#### Input for this task

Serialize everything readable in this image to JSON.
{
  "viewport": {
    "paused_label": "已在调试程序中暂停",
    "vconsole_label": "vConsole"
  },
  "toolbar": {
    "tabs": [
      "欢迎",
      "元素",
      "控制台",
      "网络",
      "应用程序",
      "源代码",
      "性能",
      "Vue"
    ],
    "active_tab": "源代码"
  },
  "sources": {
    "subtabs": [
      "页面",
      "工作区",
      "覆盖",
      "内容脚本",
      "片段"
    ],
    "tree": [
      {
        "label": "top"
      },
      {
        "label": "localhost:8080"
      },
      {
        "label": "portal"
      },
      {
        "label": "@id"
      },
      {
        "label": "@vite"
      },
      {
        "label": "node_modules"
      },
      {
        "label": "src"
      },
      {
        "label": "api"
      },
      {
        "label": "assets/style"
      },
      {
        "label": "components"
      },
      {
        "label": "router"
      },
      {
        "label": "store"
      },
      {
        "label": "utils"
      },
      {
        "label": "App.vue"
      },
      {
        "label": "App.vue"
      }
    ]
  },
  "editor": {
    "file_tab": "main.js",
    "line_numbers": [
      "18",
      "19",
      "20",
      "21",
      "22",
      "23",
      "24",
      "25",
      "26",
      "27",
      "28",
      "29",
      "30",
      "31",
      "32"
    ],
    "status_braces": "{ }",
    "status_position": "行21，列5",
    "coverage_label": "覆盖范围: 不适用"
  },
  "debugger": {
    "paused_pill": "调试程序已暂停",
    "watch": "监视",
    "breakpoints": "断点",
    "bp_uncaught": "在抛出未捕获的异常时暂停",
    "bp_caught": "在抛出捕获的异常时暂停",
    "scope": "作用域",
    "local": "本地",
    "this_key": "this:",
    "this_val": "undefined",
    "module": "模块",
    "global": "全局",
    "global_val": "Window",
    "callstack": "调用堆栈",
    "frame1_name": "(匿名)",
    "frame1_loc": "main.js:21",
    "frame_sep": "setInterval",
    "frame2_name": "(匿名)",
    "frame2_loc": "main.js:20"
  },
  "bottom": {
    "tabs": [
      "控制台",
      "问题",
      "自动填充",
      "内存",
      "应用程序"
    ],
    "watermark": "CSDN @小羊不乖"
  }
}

########

* _Exercise prompt_
Search the records for the string "main" and return every line in which it occurs.

* _Response_
    "file_tab": "main.js",
    "frame1_loc": "main.js:21",
    "frame2_loc": "main.js:20"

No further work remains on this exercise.